(Saved entries)
%%
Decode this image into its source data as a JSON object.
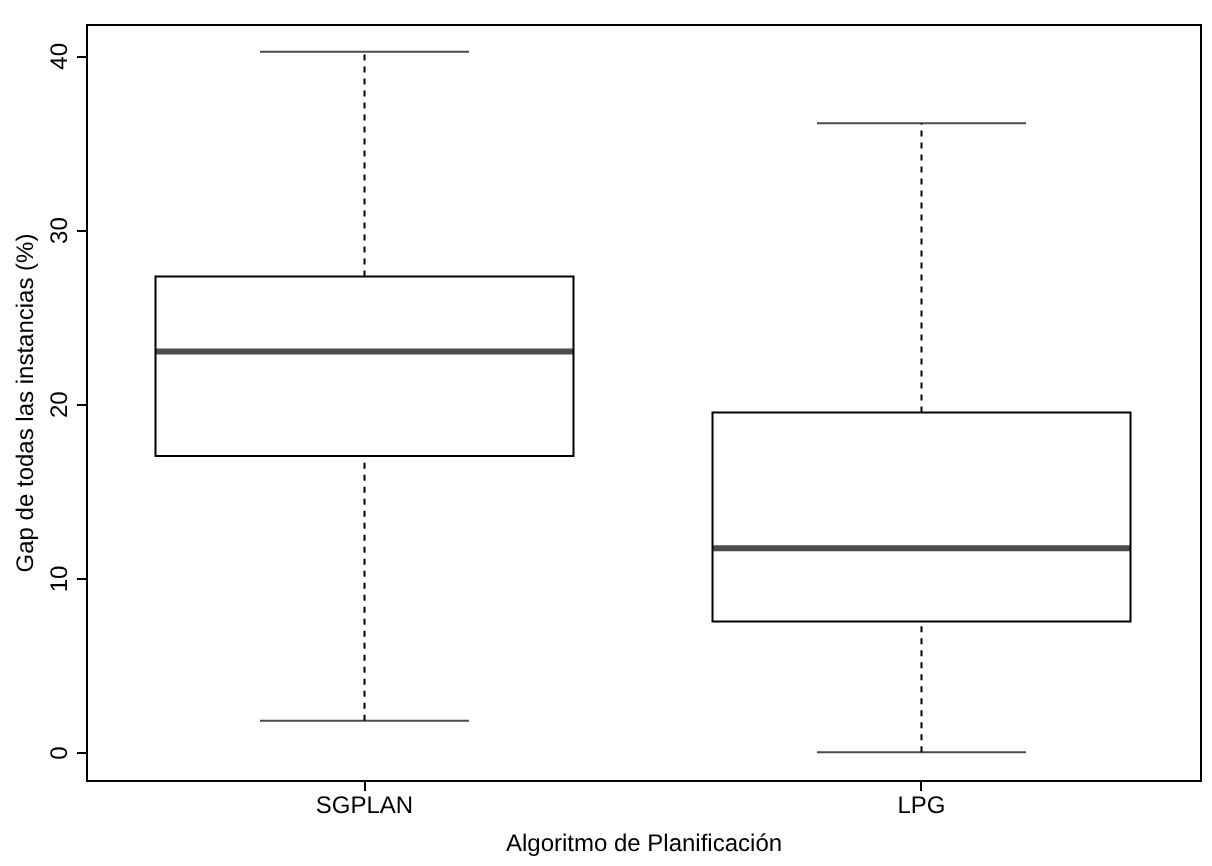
{
  "chart_data": {
    "type": "box",
    "xlabel": "Algoritmo de Planificación",
    "ylabel": "Gap de todas las instancias (%)",
    "categories": [
      "SGPLAN",
      "LPG"
    ],
    "boxes": [
      {
        "low": 1.8,
        "q1": 17,
        "median": 23,
        "q3": 27.3,
        "high": 40.2
      },
      {
        "low": 0,
        "q1": 7.5,
        "median": 11.7,
        "q3": 19.5,
        "high": 36.1
      }
    ],
    "ylim": [
      -1.6,
      41.8
    ],
    "yticks": [
      0,
      10,
      20,
      30,
      40
    ],
    "grid": false,
    "line_style": "dashed"
  }
}
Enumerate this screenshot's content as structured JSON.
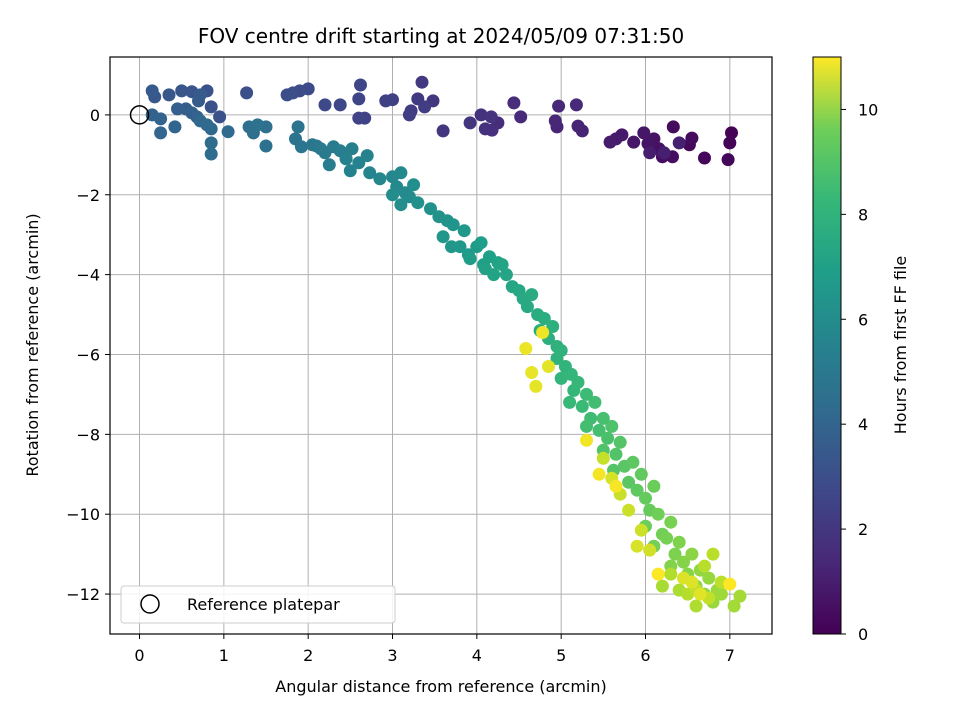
%%
Output every entry exactly as given; pictures are not part of the copy.

**Worked solution:**
Decode this image into its source data as a JSON object.
{
  "chart_data": {
    "type": "box",
    "xlabel": "Algoritmo de Planificación",
    "ylabel": "Gap de todas las instancias (%)",
    "categories": [
      "SGPLAN",
      "LPG"
    ],
    "boxes": [
      {
        "low": 1.8,
        "q1": 17,
        "median": 23,
        "q3": 27.3,
        "high": 40.2
      },
      {
        "low": 0,
        "q1": 7.5,
        "median": 11.7,
        "q3": 19.5,
        "high": 36.1
      }
    ],
    "ylim": [
      -1.6,
      41.8
    ],
    "yticks": [
      0,
      10,
      20,
      30,
      40
    ],
    "grid": false,
    "line_style": "dashed"
  }
}
Enumerate this screenshot's content as structured JSON.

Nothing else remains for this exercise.